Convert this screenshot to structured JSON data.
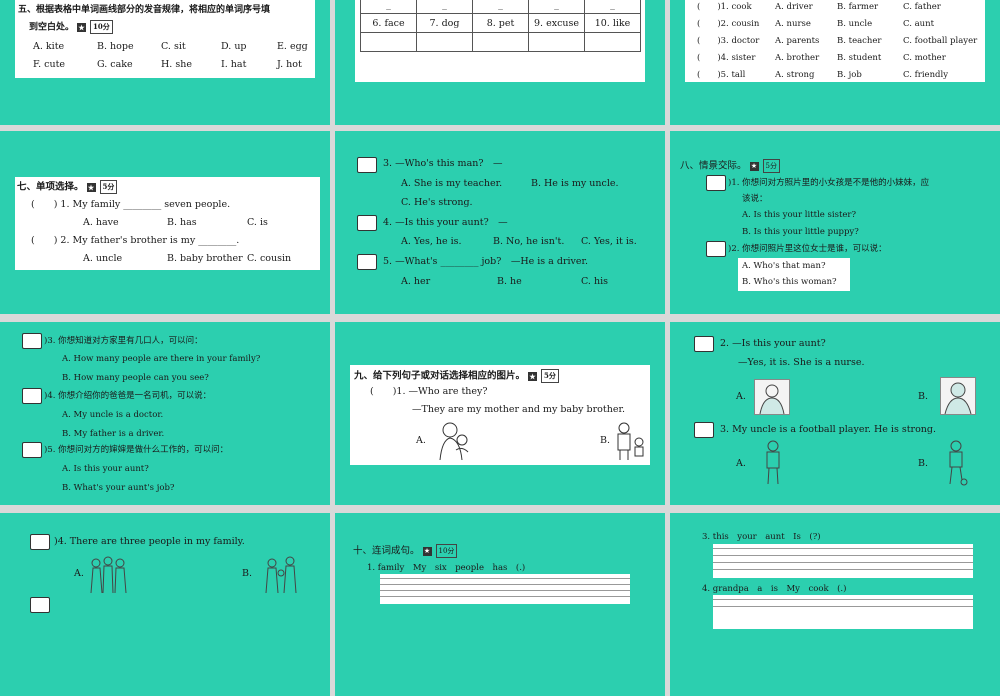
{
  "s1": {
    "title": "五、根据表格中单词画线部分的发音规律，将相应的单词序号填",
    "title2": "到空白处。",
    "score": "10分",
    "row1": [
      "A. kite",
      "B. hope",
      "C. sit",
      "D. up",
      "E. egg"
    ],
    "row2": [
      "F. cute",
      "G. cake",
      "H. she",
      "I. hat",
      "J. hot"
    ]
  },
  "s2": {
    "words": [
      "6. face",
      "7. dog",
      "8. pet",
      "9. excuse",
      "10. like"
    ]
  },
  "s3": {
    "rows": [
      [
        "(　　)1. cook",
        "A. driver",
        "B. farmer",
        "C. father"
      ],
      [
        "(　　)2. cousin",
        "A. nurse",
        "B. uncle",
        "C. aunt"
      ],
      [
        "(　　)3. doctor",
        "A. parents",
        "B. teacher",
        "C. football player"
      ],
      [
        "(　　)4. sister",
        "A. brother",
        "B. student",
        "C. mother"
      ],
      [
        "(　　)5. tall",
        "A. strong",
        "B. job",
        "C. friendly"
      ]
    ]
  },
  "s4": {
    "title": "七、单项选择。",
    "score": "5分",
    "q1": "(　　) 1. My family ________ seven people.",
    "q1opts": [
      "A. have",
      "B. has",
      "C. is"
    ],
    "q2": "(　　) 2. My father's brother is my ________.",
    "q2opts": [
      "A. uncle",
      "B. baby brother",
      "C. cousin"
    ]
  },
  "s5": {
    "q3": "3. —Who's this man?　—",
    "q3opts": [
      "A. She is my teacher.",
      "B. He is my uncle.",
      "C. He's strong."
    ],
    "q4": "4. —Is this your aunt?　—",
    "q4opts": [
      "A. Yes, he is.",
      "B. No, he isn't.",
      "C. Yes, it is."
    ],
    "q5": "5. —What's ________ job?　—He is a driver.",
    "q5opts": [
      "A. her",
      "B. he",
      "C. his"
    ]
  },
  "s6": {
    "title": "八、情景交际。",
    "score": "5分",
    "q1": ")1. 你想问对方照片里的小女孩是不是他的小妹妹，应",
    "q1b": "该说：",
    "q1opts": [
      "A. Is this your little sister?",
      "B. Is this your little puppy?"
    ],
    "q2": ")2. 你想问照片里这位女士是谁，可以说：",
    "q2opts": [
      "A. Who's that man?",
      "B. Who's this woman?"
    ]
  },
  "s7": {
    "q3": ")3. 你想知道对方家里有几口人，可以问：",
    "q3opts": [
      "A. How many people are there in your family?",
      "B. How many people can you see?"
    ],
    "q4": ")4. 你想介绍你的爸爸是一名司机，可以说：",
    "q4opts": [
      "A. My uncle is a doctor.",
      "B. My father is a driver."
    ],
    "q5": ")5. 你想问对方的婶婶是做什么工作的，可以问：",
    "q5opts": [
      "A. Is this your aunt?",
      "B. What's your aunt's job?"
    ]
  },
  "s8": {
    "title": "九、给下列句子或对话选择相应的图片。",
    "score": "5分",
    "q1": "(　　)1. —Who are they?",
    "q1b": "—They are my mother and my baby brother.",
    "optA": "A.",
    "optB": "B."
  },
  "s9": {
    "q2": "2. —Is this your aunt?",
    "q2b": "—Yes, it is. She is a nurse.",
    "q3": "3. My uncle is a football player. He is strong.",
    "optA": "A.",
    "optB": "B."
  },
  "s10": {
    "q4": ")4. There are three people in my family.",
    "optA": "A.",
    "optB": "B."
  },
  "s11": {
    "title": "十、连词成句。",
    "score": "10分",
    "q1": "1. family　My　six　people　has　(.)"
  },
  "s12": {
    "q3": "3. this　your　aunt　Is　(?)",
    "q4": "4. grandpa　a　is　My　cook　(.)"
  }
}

• REQUIREMENT: Locate and copy each line in the data above that includes the word "father".

• RESULT BELOW:
        "C. father"
    "q2": "(　　) 2. My father's brother is my ________.",
      "B. My father is a driver."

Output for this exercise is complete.